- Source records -
========================================

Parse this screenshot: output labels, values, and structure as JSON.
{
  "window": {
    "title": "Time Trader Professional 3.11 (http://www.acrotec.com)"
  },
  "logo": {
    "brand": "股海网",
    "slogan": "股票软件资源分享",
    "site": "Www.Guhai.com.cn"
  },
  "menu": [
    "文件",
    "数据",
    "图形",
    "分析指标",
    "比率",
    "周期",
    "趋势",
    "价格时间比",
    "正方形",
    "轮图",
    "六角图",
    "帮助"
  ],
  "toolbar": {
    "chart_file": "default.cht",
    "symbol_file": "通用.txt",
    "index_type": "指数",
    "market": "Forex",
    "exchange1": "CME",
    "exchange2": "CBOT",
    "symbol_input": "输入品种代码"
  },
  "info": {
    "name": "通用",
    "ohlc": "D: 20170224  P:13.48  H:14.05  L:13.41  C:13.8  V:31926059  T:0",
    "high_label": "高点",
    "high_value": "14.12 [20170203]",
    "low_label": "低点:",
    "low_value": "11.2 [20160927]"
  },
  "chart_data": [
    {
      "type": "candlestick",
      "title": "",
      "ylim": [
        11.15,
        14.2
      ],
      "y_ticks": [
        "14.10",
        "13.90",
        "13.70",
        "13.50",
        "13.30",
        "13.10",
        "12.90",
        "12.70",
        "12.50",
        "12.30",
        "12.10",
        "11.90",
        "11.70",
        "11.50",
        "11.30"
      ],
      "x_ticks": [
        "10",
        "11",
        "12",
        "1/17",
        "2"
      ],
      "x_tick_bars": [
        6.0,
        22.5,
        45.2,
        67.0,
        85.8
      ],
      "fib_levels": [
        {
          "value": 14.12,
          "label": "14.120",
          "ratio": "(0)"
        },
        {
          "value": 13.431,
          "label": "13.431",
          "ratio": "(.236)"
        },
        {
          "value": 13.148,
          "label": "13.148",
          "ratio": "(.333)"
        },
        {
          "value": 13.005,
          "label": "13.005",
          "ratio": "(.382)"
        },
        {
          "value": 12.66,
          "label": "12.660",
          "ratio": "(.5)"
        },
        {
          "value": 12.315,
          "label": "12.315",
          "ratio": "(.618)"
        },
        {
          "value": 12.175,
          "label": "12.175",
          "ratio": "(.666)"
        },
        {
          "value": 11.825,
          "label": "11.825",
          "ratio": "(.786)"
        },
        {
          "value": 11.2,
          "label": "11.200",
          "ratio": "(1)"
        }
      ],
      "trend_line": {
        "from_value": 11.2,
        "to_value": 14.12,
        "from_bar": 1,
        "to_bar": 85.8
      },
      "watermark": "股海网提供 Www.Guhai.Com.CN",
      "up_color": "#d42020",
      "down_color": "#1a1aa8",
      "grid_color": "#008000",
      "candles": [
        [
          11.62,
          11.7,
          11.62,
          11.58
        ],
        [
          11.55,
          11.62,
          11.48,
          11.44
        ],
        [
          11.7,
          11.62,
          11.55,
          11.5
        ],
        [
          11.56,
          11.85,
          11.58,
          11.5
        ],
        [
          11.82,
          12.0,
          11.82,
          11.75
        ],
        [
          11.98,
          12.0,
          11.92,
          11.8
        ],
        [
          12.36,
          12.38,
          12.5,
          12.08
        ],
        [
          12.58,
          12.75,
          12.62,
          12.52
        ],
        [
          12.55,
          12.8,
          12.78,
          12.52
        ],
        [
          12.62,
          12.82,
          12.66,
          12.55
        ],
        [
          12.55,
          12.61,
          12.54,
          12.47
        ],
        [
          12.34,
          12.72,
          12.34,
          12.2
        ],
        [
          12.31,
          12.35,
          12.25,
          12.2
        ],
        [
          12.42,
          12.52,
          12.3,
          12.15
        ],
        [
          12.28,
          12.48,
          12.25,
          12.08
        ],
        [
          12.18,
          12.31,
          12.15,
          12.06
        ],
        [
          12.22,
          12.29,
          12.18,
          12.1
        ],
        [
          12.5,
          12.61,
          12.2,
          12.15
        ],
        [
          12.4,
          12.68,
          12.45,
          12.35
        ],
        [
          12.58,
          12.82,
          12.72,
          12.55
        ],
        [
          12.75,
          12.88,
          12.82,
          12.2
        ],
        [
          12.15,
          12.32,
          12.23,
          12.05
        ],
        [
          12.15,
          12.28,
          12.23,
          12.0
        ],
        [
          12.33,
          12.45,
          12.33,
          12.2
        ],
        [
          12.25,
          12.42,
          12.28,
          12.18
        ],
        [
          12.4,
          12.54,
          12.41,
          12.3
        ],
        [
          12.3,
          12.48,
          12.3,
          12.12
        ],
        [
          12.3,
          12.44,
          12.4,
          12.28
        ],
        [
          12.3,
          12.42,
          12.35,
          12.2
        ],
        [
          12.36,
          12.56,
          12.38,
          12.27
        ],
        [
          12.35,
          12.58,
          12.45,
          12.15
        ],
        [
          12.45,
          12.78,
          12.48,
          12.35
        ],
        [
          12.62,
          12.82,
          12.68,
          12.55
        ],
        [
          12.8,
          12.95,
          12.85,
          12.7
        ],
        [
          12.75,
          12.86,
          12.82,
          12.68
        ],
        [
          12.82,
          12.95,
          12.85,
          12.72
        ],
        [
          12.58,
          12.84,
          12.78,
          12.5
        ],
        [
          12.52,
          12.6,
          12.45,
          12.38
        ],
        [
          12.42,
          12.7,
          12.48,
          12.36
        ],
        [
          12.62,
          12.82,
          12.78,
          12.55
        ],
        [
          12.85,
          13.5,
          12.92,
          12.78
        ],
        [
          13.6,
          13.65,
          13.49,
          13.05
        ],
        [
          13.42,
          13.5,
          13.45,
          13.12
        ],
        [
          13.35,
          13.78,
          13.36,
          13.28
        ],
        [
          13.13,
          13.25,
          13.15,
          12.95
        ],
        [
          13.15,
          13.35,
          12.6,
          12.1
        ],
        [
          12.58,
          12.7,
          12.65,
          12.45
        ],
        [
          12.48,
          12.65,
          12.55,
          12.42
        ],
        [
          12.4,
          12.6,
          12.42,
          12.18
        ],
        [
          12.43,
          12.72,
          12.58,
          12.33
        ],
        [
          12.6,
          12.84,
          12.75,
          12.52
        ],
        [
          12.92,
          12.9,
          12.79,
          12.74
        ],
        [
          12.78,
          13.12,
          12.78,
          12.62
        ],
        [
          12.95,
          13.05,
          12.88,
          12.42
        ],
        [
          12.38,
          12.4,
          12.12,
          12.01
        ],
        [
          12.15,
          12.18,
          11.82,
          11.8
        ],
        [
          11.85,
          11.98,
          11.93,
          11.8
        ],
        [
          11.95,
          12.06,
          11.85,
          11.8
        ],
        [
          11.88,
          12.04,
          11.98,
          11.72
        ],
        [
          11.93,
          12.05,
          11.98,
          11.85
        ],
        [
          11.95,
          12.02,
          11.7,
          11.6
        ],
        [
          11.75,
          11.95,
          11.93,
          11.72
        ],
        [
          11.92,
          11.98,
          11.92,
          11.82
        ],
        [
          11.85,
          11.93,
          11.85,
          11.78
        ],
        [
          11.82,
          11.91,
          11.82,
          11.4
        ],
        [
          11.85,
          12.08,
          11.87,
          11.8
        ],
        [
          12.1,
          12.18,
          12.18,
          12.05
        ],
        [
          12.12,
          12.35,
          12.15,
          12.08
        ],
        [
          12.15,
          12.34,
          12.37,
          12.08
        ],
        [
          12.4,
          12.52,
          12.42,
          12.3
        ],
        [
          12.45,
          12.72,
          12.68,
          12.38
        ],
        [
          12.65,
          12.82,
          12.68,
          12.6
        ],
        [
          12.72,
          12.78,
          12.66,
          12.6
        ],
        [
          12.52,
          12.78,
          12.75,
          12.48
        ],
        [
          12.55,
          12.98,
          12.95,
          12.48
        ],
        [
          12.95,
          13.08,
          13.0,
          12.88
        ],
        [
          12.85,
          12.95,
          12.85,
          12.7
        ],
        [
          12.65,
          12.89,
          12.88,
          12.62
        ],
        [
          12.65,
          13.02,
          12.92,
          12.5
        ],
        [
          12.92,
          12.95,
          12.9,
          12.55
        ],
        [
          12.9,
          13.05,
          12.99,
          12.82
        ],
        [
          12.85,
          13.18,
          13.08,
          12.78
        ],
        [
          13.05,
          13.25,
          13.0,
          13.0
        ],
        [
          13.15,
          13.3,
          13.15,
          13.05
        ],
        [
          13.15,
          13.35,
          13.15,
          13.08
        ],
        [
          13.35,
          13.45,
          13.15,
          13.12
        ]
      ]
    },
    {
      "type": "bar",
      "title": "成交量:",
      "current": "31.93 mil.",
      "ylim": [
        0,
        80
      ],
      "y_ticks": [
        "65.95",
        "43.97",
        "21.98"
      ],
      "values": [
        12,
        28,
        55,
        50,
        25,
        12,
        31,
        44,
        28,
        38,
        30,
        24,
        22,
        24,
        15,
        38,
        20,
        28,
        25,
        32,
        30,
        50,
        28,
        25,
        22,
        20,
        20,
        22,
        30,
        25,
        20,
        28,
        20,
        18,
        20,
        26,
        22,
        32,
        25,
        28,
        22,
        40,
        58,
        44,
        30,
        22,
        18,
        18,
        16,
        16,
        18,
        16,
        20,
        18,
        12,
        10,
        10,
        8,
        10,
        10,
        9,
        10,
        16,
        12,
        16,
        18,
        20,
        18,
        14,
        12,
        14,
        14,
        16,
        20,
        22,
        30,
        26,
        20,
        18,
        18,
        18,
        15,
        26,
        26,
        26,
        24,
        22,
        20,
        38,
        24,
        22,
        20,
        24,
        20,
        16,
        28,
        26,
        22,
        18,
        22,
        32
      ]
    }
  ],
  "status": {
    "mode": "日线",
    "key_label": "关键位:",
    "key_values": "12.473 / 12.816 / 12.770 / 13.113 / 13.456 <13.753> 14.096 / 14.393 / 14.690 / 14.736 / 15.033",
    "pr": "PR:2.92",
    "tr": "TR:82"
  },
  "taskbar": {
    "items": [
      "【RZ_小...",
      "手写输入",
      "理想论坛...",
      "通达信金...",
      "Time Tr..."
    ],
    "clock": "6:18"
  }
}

========================================

- WHAT YOU ARE ASKED TO DO -
Using the material above, report each line where "Time" occurs.

- FULL SOLUTION -
    "title": "Time Trader Professional 3.11 (http://www.acrotec.com)"
      "Time Tr..."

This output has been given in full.